(What to produce) Identify the lines that contain the string "background" and copy all of them.
== Dataset rows
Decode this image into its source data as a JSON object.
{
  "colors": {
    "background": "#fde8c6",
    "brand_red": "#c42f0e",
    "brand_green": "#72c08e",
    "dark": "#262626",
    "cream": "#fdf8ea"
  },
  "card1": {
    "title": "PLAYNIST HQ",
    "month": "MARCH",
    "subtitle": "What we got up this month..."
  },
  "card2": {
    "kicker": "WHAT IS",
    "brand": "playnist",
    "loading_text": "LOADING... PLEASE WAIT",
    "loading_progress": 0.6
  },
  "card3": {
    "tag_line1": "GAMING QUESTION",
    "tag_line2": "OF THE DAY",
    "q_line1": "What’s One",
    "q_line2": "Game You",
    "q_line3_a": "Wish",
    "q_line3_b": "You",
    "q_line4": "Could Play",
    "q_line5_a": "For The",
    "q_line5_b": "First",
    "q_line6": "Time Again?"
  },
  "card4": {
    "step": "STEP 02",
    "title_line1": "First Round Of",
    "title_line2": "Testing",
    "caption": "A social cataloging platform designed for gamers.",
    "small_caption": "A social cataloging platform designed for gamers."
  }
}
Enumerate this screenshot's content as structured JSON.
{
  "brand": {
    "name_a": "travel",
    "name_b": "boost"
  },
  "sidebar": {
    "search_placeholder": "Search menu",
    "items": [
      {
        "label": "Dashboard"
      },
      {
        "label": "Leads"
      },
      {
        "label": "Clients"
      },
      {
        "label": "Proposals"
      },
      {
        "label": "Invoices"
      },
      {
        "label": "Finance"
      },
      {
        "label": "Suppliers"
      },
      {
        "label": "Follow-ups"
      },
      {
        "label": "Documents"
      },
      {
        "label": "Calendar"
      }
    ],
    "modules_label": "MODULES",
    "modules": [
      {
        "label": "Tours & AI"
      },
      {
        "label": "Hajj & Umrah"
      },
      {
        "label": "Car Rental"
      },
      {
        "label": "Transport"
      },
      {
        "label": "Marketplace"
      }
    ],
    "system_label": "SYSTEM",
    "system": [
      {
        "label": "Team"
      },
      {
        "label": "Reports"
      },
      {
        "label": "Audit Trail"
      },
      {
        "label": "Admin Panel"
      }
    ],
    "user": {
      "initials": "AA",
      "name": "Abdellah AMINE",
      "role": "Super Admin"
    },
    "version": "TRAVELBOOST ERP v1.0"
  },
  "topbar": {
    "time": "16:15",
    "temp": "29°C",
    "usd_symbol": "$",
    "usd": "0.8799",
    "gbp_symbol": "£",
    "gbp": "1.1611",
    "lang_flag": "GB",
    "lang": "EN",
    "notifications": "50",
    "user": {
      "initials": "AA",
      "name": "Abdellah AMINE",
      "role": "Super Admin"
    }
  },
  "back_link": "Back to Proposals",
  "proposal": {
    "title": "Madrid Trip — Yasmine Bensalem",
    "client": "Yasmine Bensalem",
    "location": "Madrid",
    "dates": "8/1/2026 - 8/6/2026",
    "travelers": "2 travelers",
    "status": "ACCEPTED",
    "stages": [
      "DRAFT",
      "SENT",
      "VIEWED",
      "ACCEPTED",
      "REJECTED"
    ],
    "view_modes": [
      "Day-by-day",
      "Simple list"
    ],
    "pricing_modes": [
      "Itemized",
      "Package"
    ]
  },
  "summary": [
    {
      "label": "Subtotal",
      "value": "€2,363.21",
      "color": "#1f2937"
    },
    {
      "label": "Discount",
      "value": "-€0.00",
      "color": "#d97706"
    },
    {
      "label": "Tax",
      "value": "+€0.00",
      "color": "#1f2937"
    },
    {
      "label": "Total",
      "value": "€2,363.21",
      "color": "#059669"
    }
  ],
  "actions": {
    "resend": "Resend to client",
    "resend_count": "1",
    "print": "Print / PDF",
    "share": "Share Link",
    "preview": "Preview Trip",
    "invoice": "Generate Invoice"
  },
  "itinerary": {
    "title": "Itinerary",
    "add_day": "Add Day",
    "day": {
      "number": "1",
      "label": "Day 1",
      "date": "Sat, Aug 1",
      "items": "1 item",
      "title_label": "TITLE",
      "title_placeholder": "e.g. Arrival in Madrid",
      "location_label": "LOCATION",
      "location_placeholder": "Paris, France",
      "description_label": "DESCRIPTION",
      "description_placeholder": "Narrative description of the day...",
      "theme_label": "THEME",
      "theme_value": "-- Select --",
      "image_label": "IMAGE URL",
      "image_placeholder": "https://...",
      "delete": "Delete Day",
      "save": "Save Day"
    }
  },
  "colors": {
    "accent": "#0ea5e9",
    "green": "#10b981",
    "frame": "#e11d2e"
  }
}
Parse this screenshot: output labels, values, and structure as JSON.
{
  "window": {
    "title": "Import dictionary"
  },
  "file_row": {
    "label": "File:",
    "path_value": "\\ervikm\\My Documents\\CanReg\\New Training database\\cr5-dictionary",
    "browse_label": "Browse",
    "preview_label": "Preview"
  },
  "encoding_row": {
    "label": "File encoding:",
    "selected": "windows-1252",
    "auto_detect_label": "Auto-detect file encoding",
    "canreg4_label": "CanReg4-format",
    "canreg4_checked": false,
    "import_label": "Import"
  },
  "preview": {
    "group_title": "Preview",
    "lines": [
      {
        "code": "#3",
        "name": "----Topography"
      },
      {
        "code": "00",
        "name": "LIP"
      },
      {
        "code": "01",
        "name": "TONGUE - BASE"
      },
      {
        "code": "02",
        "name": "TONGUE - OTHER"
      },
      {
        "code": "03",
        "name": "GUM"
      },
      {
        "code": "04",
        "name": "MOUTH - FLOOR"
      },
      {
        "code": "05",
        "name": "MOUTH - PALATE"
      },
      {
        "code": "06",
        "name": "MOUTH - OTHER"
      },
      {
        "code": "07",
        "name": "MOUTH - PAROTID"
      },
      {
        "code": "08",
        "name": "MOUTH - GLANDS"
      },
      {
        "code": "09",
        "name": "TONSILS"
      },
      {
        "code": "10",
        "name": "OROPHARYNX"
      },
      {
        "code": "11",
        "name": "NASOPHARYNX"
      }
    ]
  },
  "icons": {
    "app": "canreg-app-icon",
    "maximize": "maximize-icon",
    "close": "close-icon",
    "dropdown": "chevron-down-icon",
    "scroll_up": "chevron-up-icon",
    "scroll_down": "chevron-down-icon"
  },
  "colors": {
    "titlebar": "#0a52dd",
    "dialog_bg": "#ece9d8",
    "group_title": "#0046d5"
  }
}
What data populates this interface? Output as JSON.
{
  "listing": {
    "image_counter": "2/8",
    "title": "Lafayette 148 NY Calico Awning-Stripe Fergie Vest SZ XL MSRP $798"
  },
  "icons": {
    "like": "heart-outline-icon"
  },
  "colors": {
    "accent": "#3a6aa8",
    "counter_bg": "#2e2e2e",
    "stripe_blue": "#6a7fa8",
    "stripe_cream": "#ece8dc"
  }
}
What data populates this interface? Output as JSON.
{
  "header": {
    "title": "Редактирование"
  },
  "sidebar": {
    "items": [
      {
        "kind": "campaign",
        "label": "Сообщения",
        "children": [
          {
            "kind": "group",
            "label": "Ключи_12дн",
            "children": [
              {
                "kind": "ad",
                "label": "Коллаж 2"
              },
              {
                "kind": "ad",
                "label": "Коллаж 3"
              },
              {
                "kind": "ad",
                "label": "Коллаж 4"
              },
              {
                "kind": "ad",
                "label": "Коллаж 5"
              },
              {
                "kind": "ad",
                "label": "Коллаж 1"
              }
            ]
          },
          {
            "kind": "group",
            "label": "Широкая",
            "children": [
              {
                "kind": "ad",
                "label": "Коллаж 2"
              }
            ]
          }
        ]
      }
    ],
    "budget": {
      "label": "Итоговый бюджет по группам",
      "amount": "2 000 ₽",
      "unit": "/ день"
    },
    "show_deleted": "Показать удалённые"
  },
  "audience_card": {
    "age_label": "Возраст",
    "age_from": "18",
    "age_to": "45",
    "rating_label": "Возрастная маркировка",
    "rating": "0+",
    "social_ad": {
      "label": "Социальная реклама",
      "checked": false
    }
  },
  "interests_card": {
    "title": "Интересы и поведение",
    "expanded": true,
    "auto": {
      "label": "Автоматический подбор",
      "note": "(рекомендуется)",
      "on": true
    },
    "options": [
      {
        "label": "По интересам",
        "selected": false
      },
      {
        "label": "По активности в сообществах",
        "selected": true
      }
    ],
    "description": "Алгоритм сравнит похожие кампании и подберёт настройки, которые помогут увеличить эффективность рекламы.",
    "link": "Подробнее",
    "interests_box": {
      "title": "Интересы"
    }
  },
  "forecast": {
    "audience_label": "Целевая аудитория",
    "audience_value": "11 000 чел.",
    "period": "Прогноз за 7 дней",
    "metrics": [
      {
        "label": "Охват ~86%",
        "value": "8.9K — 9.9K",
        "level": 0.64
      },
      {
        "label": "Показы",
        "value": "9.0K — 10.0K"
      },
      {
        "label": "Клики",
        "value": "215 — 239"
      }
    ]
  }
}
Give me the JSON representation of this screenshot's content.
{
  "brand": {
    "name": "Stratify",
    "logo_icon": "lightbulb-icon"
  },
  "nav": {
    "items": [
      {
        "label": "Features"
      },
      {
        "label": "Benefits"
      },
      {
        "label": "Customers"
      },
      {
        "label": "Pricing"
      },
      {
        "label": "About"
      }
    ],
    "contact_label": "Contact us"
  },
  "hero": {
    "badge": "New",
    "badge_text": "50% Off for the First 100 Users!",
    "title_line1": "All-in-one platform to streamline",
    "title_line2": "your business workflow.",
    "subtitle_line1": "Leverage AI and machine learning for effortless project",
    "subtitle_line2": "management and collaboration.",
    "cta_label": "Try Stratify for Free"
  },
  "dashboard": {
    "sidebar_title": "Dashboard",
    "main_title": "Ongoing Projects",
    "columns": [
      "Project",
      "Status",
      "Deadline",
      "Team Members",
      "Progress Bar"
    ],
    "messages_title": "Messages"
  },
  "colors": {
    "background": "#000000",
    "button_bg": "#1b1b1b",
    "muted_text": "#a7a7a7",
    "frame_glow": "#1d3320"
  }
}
====
(Output of the task)
    "background": "#fde8c6",
    "background": "#000000",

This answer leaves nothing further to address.